──────── DATA SECTION
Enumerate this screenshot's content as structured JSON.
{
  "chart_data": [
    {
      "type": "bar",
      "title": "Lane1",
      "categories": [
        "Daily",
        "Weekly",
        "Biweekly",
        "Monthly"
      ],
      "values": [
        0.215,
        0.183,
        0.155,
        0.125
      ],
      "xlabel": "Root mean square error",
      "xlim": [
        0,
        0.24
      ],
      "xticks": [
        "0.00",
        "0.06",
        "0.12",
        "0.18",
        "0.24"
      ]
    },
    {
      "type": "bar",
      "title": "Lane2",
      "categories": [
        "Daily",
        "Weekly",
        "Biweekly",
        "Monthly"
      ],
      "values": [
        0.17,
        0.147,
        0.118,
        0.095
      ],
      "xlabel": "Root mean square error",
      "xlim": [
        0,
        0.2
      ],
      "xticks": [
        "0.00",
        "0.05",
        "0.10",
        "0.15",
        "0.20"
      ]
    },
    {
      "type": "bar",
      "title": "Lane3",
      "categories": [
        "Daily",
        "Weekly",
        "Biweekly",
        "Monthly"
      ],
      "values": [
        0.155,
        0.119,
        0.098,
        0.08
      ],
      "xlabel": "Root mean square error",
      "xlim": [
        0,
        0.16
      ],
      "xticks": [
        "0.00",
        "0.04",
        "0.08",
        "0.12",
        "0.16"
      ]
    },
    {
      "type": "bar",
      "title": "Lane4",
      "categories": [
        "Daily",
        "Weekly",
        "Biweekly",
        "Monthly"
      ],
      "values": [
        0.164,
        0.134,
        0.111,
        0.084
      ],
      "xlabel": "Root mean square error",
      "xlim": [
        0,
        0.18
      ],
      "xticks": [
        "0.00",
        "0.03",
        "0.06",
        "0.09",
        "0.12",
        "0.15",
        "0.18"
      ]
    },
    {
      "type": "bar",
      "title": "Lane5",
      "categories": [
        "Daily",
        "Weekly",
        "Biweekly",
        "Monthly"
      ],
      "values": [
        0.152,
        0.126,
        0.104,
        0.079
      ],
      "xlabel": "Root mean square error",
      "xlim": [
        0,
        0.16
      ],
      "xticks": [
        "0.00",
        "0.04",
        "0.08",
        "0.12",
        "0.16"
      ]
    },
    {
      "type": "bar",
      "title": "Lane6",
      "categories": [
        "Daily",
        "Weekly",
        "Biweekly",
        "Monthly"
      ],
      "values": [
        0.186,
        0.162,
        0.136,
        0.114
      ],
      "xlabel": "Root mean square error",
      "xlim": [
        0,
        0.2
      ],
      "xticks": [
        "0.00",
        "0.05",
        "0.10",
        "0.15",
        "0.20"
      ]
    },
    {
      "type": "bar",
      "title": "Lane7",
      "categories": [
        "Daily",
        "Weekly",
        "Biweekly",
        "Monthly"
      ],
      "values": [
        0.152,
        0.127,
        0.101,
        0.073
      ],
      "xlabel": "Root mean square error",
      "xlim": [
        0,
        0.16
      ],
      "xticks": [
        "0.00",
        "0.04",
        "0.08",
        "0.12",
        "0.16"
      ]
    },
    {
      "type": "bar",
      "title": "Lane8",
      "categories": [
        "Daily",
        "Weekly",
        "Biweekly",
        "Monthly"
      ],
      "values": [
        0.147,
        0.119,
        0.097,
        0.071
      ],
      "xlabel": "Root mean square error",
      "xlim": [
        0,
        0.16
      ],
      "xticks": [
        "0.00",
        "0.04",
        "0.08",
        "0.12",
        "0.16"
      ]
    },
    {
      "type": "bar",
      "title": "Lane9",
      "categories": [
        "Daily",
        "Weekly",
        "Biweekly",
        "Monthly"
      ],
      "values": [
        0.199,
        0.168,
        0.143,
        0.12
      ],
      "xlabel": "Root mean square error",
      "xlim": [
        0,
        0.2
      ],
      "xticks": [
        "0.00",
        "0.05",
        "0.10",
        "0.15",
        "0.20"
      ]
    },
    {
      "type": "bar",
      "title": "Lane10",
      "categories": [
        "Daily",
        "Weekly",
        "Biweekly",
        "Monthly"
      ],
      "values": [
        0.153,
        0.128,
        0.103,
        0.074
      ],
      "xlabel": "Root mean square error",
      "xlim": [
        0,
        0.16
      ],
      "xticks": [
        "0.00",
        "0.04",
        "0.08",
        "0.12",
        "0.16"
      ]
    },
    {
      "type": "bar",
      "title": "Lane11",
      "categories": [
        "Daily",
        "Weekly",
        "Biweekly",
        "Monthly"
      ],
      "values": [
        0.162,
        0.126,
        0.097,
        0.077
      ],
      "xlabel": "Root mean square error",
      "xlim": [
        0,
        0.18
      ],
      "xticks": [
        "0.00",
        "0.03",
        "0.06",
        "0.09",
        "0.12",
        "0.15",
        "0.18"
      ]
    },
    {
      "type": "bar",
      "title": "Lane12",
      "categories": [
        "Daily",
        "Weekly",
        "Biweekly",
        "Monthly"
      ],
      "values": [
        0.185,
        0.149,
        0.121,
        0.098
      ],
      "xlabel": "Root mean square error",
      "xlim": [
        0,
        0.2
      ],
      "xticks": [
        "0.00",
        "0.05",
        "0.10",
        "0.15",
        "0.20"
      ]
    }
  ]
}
────────────────
» DO THIS
Copy out all lines where the word "title" appears.

» FULL ANSWER
      "title": "Lane1",
      "title": "Lane2",
      "title": "Lane3",
      "title": "Lane4",
      "title": "Lane5",
      "title": "Lane6",
      "title": "Lane7",
      "title": "Lane8",
      "title": "Lane9",
      "title": "Lane10",
      "title": "Lane11",
      "title": "Lane12",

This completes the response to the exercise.